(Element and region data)
· · ·

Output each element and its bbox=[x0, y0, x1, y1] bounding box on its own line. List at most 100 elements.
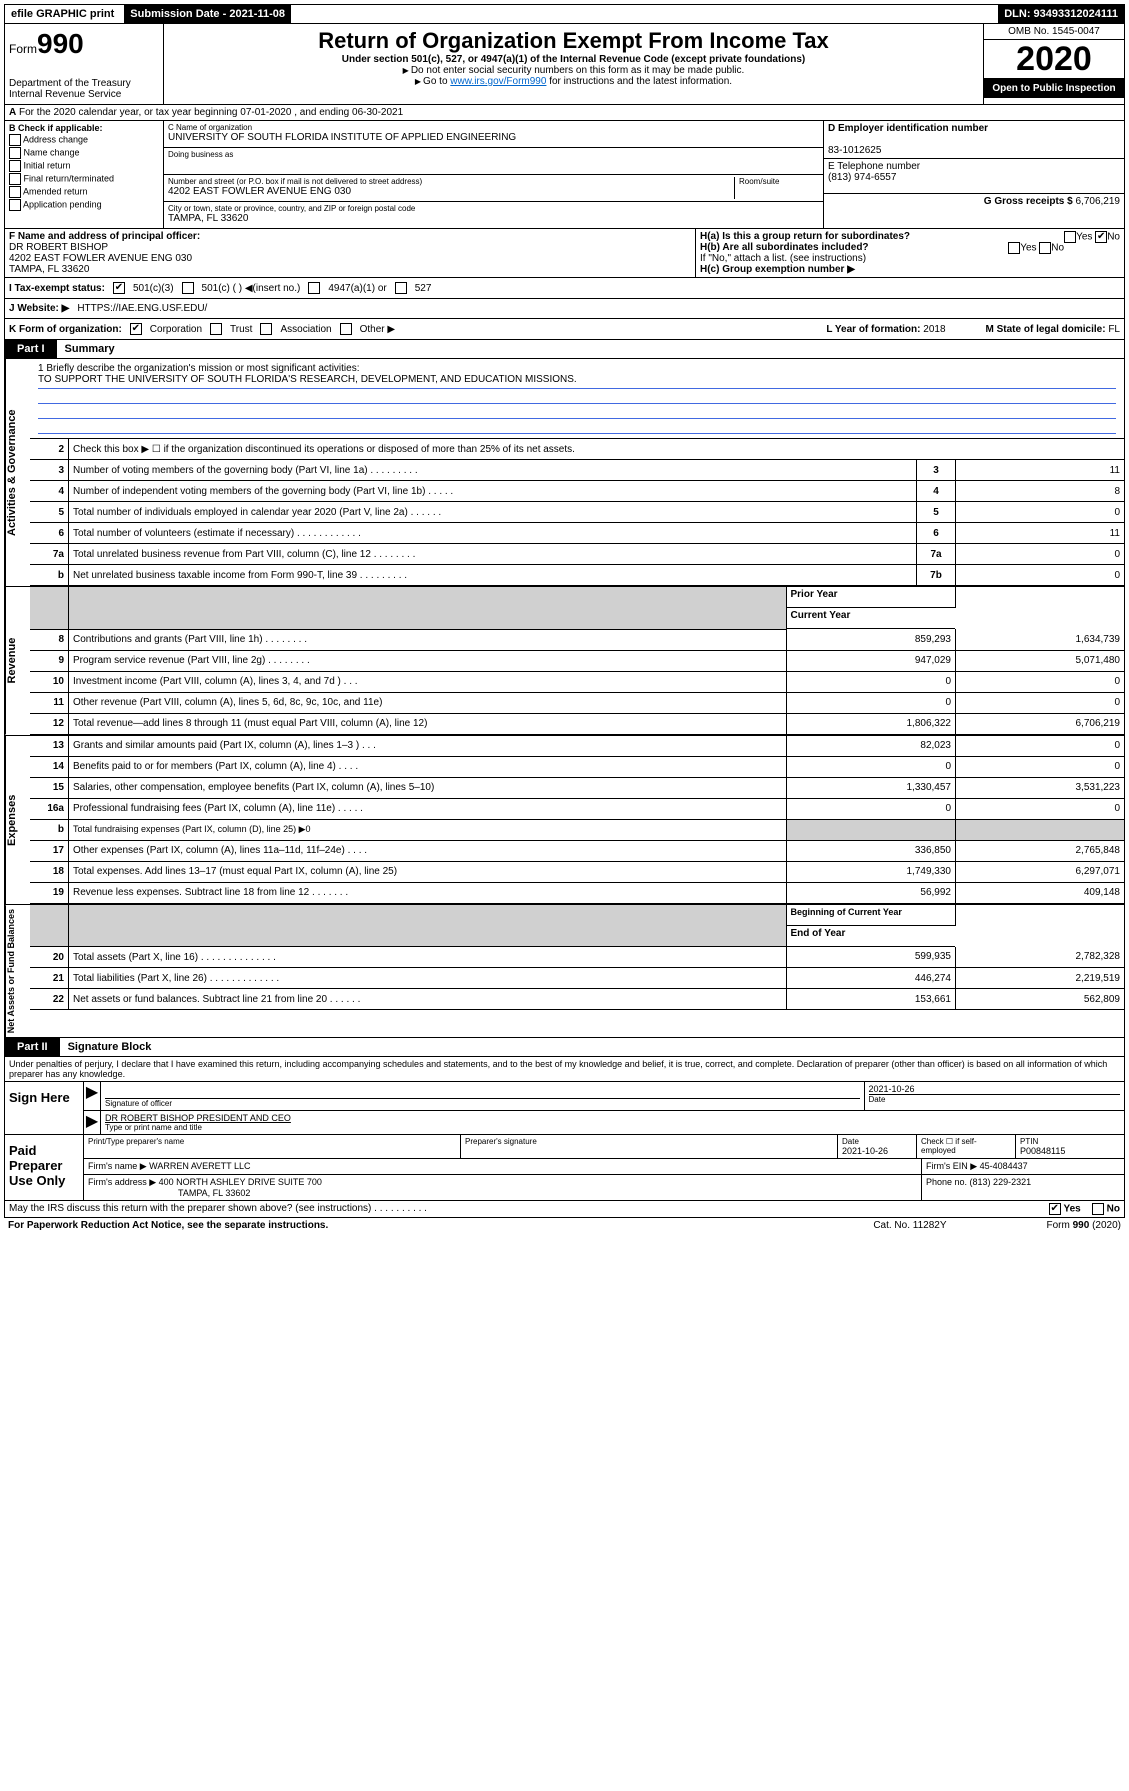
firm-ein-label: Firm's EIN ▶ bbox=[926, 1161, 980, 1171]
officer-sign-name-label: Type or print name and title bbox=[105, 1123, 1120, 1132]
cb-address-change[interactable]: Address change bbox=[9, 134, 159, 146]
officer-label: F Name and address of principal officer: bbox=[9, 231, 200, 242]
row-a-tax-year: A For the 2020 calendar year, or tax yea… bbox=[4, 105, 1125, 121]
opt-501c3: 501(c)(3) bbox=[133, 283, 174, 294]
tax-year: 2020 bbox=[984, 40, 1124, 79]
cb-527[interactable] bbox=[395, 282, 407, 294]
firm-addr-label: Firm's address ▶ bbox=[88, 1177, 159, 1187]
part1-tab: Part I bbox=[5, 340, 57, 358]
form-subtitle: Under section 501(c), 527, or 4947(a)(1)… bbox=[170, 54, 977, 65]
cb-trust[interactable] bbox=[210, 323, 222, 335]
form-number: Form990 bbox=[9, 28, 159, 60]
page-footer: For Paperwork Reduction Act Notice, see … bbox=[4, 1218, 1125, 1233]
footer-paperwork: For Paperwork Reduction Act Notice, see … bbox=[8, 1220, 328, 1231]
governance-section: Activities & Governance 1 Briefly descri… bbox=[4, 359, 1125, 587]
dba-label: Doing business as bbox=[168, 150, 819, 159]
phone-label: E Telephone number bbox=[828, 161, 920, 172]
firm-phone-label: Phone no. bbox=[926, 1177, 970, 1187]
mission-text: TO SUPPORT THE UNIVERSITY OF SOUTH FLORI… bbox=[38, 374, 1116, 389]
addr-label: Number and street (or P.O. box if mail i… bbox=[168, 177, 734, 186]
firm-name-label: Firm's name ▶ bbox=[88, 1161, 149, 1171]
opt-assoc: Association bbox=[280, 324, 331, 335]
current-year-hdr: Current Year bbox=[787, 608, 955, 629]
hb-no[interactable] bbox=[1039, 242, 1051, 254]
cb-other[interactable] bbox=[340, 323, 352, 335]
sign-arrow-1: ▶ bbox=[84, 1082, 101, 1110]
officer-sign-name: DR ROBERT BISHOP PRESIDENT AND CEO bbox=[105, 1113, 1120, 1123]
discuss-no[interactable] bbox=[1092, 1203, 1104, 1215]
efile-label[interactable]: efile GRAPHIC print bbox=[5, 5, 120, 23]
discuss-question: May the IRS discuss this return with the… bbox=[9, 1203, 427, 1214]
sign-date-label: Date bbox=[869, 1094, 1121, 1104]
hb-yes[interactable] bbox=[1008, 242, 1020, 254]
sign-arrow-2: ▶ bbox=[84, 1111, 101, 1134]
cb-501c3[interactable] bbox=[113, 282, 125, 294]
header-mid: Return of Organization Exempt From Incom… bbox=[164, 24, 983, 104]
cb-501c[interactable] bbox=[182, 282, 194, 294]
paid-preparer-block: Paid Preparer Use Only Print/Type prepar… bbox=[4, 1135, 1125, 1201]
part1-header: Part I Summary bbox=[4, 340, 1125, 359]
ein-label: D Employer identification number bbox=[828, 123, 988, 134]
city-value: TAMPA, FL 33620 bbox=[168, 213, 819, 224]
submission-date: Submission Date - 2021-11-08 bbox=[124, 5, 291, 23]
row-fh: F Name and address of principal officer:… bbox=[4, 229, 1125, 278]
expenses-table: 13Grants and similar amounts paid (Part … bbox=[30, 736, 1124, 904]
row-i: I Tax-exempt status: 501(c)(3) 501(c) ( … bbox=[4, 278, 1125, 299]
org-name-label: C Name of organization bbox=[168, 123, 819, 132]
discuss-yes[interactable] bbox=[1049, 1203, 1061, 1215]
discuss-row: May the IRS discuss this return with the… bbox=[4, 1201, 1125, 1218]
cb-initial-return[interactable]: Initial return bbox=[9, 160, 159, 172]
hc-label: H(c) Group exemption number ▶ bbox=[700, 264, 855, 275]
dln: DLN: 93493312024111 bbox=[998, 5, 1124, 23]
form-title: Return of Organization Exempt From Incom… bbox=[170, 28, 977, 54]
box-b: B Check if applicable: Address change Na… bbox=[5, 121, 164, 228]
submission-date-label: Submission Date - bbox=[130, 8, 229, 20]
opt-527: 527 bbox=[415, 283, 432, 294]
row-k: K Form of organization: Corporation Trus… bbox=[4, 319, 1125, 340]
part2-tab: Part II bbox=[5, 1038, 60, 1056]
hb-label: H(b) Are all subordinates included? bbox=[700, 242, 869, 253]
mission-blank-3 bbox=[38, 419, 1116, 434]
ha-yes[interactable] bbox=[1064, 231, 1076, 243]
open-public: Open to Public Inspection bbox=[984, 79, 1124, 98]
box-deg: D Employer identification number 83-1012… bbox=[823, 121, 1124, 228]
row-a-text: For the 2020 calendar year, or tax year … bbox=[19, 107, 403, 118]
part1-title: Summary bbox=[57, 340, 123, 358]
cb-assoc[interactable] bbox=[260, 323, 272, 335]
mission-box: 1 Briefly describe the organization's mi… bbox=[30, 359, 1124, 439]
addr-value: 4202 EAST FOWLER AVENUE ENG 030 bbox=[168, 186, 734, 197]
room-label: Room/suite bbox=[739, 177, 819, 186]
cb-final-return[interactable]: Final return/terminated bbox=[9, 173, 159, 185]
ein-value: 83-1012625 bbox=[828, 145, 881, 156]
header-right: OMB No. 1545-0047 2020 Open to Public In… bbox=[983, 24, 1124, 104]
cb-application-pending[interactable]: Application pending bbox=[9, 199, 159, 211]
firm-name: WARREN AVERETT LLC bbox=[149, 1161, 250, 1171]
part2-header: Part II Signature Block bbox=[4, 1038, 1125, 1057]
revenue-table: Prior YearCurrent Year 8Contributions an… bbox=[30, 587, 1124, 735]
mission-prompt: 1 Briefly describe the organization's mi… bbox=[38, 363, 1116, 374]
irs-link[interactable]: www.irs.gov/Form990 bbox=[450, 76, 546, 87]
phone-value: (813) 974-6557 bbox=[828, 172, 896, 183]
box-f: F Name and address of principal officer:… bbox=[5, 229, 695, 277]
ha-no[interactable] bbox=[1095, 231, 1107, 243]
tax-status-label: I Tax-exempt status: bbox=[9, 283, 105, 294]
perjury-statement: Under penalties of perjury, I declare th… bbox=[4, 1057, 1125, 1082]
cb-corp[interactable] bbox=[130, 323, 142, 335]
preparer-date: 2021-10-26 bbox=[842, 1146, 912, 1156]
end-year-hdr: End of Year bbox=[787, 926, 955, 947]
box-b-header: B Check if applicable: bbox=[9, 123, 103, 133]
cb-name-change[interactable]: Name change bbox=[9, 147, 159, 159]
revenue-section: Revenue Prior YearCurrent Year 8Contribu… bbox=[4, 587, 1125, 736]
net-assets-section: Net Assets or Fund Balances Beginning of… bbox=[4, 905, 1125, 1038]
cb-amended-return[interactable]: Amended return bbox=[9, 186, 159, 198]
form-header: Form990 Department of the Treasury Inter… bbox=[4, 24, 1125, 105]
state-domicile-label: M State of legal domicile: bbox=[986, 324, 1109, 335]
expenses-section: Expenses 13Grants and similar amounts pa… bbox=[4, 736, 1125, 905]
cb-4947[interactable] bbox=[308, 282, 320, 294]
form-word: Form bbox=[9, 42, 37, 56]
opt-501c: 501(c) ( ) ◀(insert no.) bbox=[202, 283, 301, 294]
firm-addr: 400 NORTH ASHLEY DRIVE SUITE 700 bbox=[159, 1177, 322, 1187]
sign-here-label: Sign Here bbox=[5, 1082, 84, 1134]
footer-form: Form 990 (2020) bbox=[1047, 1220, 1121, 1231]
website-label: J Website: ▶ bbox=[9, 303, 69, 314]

· · ·

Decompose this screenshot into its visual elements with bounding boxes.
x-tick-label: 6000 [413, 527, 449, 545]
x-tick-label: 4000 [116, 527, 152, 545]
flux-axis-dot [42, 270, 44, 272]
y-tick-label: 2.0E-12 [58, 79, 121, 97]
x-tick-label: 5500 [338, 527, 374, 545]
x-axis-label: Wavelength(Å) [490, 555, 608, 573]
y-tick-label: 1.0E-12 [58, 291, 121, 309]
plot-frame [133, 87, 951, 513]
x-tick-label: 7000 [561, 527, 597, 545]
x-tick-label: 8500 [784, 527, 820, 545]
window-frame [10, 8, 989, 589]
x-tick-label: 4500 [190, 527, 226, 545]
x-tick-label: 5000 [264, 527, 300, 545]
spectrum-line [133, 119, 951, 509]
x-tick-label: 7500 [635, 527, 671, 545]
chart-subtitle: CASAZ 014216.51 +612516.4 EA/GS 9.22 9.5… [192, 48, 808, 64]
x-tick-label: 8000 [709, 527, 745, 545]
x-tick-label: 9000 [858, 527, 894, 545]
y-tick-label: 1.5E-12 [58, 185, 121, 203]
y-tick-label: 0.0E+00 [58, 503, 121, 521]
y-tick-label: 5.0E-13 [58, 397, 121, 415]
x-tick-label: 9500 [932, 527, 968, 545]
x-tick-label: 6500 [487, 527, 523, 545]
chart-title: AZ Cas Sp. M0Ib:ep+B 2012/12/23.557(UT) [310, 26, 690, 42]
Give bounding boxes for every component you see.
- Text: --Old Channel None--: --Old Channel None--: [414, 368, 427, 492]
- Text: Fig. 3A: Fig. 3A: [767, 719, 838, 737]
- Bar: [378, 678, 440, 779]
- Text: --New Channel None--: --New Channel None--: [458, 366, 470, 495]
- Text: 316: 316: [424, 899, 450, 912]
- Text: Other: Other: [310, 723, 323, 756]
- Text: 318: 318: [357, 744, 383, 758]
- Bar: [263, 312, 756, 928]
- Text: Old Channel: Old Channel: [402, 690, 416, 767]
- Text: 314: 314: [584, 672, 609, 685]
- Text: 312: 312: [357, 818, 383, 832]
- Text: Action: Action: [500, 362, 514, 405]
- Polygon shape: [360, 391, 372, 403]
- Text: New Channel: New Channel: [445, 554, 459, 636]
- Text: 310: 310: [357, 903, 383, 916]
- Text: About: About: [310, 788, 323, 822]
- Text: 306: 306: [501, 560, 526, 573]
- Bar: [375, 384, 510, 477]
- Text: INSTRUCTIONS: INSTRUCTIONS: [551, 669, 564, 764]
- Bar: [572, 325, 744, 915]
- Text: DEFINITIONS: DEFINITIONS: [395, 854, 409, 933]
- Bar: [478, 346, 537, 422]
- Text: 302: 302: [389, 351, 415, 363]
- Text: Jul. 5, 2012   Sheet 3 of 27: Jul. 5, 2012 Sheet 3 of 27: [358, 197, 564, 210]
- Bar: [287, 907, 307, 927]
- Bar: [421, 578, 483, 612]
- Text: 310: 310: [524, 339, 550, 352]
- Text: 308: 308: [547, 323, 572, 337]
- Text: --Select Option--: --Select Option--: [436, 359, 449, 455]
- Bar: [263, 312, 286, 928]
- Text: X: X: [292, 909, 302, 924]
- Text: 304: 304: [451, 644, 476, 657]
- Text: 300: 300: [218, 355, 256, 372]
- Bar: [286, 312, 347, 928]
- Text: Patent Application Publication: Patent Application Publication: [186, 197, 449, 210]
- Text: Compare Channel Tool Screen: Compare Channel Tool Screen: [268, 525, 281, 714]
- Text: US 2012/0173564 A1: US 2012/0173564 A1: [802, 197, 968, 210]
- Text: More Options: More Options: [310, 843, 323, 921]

· · ·

# [STATED GOAL]
Reproduce the lines from the one containing "Decompose this screenshot" through the one containing "window-frame [10, 8, 989, 589]", swapping "x-tick-label" for "x-axis-tick" and leaving everything else unchanged.

# [THE REPLY]
Decompose this screenshot into its visual elements with bounding boxes.
x-axis-tick: 6000 [413, 527, 449, 545]
x-axis-tick: 4000 [116, 527, 152, 545]
flux-axis-dot [42, 270, 44, 272]
y-tick-label: 2.0E-12 [58, 79, 121, 97]
x-axis-tick: 5500 [338, 527, 374, 545]
x-axis-label: Wavelength(Å) [490, 555, 608, 573]
y-tick-label: 1.0E-12 [58, 291, 121, 309]
plot-frame [133, 87, 951, 513]
x-axis-tick: 7000 [561, 527, 597, 545]
x-axis-tick: 8500 [784, 527, 820, 545]
window-frame [10, 8, 989, 589]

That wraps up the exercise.